» **What you should do**: What you return should match every record exactly, with the images removed.

---+---

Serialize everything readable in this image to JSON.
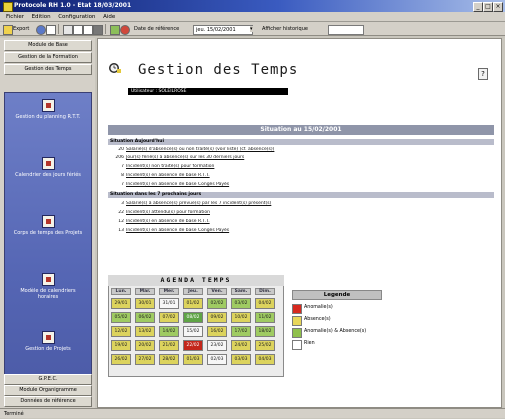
{
  "window": {
    "title": "Protocole RH 1.0 - Etat 18/03/2001"
  },
  "menu": [
    "Fichier",
    "Edition",
    "Configuration",
    "Aide"
  ],
  "toolbar": {
    "export_label": "Export",
    "date_label": "Date de référence",
    "date_value": "jeu. 15/02/2001",
    "action_label": "Afficher historique",
    "input_value": ""
  },
  "sidebar": {
    "top_buttons": [
      "Module de Base",
      "Gestion de la Formation",
      "Gestion des Temps"
    ],
    "nav_items": [
      "Gestion du planning R.T.T.",
      "Calendrier des jours fériés",
      "Corps de temps des Projets",
      "Modèle de calendriers horaires",
      "Gestion de Projets"
    ],
    "bottom_buttons": [
      "G.P.E.C.",
      "Module Organigramme",
      "Données de référence"
    ]
  },
  "main": {
    "heading": "Gestion des Temps",
    "user_info": "Utilisateur : SOLEILROSE",
    "help_label": "?",
    "situation_title": "Situation au 15/02/2001",
    "sections": [
      {
        "label": "Situation Aujourd'hui",
        "lines": [
          {
            "n": "20",
            "text": "Salarié(s) d'absence(s) ou non traité(s) (voir liste) (cf. absence(s))"
          },
          {
            "n": "206",
            "text": "Jour(s) férié(s) à absence(s) sur les 30 derniers jours"
          },
          {
            "n": "7",
            "text": "Incident(s) non traité(s) pour formation"
          },
          {
            "n": "8",
            "text": "Incident(s) en absence de base R.T.T."
          },
          {
            "n": "7",
            "text": "Incident(s) en absence de base Congés Payés"
          }
        ]
      },
      {
        "label": "Situation dans les 7 prochains jours",
        "lines": [
          {
            "n": "3",
            "text": "Salarié(s) à absence(s) prévue(s) par les 7 incident(s) présent(s)"
          },
          {
            "n": "22",
            "text": "Incident(s) attendu(s) pour formation"
          },
          {
            "n": "12",
            "text": "Incident(s) en absence de base R.T.T."
          },
          {
            "n": "13",
            "text": "Incident(s) en absence de base Congés Payés"
          }
        ]
      }
    ]
  },
  "agenda": {
    "title": "AGENDA TEMPS",
    "days": [
      "Lun.",
      "Mar.",
      "Mer.",
      "Jeu.",
      "Ven.",
      "Sam.",
      "Dim."
    ],
    "weeks": [
      [
        {
          "d": "29/01",
          "s": "y"
        },
        {
          "d": "30/01",
          "s": "y"
        },
        {
          "d": "31/01",
          "s": "w"
        },
        {
          "d": "01/02",
          "s": "y"
        },
        {
          "d": "02/02",
          "s": "g"
        },
        {
          "d": "03/02",
          "s": "g"
        },
        {
          "d": "04/02",
          "s": "y"
        }
      ],
      [
        {
          "d": "05/02",
          "s": "g"
        },
        {
          "d": "06/02",
          "s": "g"
        },
        {
          "d": "07/02",
          "s": "y"
        },
        {
          "d": "08/02",
          "s": "dg"
        },
        {
          "d": "09/02",
          "s": "y"
        },
        {
          "d": "10/02",
          "s": "y"
        },
        {
          "d": "11/02",
          "s": "g"
        }
      ],
      [
        {
          "d": "12/02",
          "s": "y"
        },
        {
          "d": "13/02",
          "s": "y"
        },
        {
          "d": "14/02",
          "s": "g"
        },
        {
          "d": "15/02",
          "s": "w"
        },
        {
          "d": "16/02",
          "s": "y"
        },
        {
          "d": "17/02",
          "s": "g"
        },
        {
          "d": "18/02",
          "s": "g"
        }
      ],
      [
        {
          "d": "19/02",
          "s": "y"
        },
        {
          "d": "20/02",
          "s": "y"
        },
        {
          "d": "21/02",
          "s": "y"
        },
        {
          "d": "22/02",
          "s": "r"
        },
        {
          "d": "23/02",
          "s": "w"
        },
        {
          "d": "24/02",
          "s": "y"
        },
        {
          "d": "25/02",
          "s": "y"
        }
      ],
      [
        {
          "d": "26/02",
          "s": "y"
        },
        {
          "d": "27/02",
          "s": "y"
        },
        {
          "d": "28/02",
          "s": "y"
        },
        {
          "d": "01/03",
          "s": "y"
        },
        {
          "d": "02/03",
          "s": "w"
        },
        {
          "d": "03/03",
          "s": "y"
        },
        {
          "d": "04/03",
          "s": "y"
        }
      ]
    ]
  },
  "legend": {
    "title": "Legende",
    "items": [
      {
        "label": "Anomalie(s)",
        "color": "#d7291f"
      },
      {
        "label": "Absence(s)",
        "color": "#e8d65a"
      },
      {
        "label": "Anomalie(s) & Absence(s)",
        "color": "#8fc04b"
      },
      {
        "label": "Rien",
        "color": "#ffffff"
      }
    ]
  },
  "colors": {
    "y": "#dcd35d",
    "g": "#9fcb62",
    "dg": "#5fa446",
    "r": "#c3261b",
    "w": "#f6f6f6"
  },
  "statusbar": "Terminé"
}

---+---

» **The response**:
Serialize everything readable in this image to JSON.
{
  "window": {
    "title": "Protocole RH 1.0 - Etat 18/03/2001"
  },
  "menu": [
    "Fichier",
    "Edition",
    "Configuration",
    "Aide"
  ],
  "toolbar": {
    "export_label": "Export",
    "date_label": "Date de référence",
    "date_value": "jeu. 15/02/2001",
    "action_label": "Afficher historique",
    "input_value": ""
  },
  "sidebar": {
    "top_buttons": [
      "Module de Base",
      "Gestion de la Formation",
      "Gestion des Temps"
    ],
    "nav_items": [
      "Gestion du planning R.T.T.",
      "Calendrier des jours fériés",
      "Corps de temps des Projets",
      "Modèle de calendriers horaires",
      "Gestion de Projets"
    ],
    "bottom_buttons": [
      "G.P.E.C.",
      "Module Organigramme",
      "Données de référence"
    ]
  },
  "main": {
    "heading": "Gestion des Temps",
    "user_info": "Utilisateur : SOLEILROSE",
    "help_label": "?",
    "situation_title": "Situation au 15/02/2001",
    "sections": [
      {
        "label": "Situation Aujourd'hui",
        "lines": [
          {
            "n": "20",
            "text": "Salarié(s) d'absence(s) ou non traité(s) (voir liste) (cf. absence(s))"
          },
          {
            "n": "206",
            "text": "Jour(s) férié(s) à absence(s) sur les 30 derniers jours"
          },
          {
            "n": "7",
            "text": "Incident(s) non traité(s) pour formation"
          },
          {
            "n": "8",
            "text": "Incident(s) en absence de base R.T.T."
          },
          {
            "n": "7",
            "text": "Incident(s) en absence de base Congés Payés"
          }
        ]
      },
      {
        "label": "Situation dans les 7 prochains jours",
        "lines": [
          {
            "n": "3",
            "text": "Salarié(s) à absence(s) prévue(s) par les 7 incident(s) présent(s)"
          },
          {
            "n": "22",
            "text": "Incident(s) attendu(s) pour formation"
          },
          {
            "n": "12",
            "text": "Incident(s) en absence de base R.T.T."
          },
          {
            "n": "13",
            "text": "Incident(s) en absence de base Congés Payés"
          }
        ]
      }
    ]
  },
  "agenda": {
    "title": "AGENDA TEMPS",
    "days": [
      "Lun.",
      "Mar.",
      "Mer.",
      "Jeu.",
      "Ven.",
      "Sam.",
      "Dim."
    ],
    "weeks": [
      [
        {
          "d": "29/01",
          "s": "y"
        },
        {
          "d": "30/01",
          "s": "y"
        },
        {
          "d": "31/01",
          "s": "w"
        },
        {
          "d": "01/02",
          "s": "y"
        },
        {
          "d": "02/02",
          "s": "g"
        },
        {
          "d": "03/02",
          "s": "g"
        },
        {
          "d": "04/02",
          "s": "y"
        }
      ],
      [
        {
          "d": "05/02",
          "s": "g"
        },
        {
          "d": "06/02",
          "s": "g"
        },
        {
          "d": "07/02",
          "s": "y"
        },
        {
          "d": "08/02",
          "s": "dg"
        },
        {
          "d": "09/02",
          "s": "y"
        },
        {
          "d": "10/02",
          "s": "y"
        },
        {
          "d": "11/02",
          "s": "g"
        }
      ],
      [
        {
          "d": "12/02",
          "s": "y"
        },
        {
          "d": "13/02",
          "s": "y"
        },
        {
          "d": "14/02",
          "s": "g"
        },
        {
          "d": "15/02",
          "s": "w"
        },
        {
          "d": "16/02",
          "s": "y"
        },
        {
          "d": "17/02",
          "s": "g"
        },
        {
          "d": "18/02",
          "s": "g"
        }
      ],
      [
        {
          "d": "19/02",
          "s": "y"
        },
        {
          "d": "20/02",
          "s": "y"
        },
        {
          "d": "21/02",
          "s": "y"
        },
        {
          "d": "22/02",
          "s": "r"
        },
        {
          "d": "23/02",
          "s": "w"
        },
        {
          "d": "24/02",
          "s": "y"
        },
        {
          "d": "25/02",
          "s": "y"
        }
      ],
      [
        {
          "d": "26/02",
          "s": "y"
        },
        {
          "d": "27/02",
          "s": "y"
        },
        {
          "d": "28/02",
          "s": "y"
        },
        {
          "d": "01/03",
          "s": "y"
        },
        {
          "d": "02/03",
          "s": "w"
        },
        {
          "d": "03/03",
          "s": "y"
        },
        {
          "d": "04/03",
          "s": "y"
        }
      ]
    ]
  },
  "legend": {
    "title": "Legende",
    "items": [
      {
        "label": "Anomalie(s)",
        "color": "#d7291f"
      },
      {
        "label": "Absence(s)",
        "color": "#e8d65a"
      },
      {
        "label": "Anomalie(s) & Absence(s)",
        "color": "#8fc04b"
      },
      {
        "label": "Rien",
        "color": "#ffffff"
      }
    ]
  },
  "colors": {
    "y": "#dcd35d",
    "g": "#9fcb62",
    "dg": "#5fa446",
    "r": "#c3261b",
    "w": "#f6f6f6"
  },
  "statusbar": "Terminé"
}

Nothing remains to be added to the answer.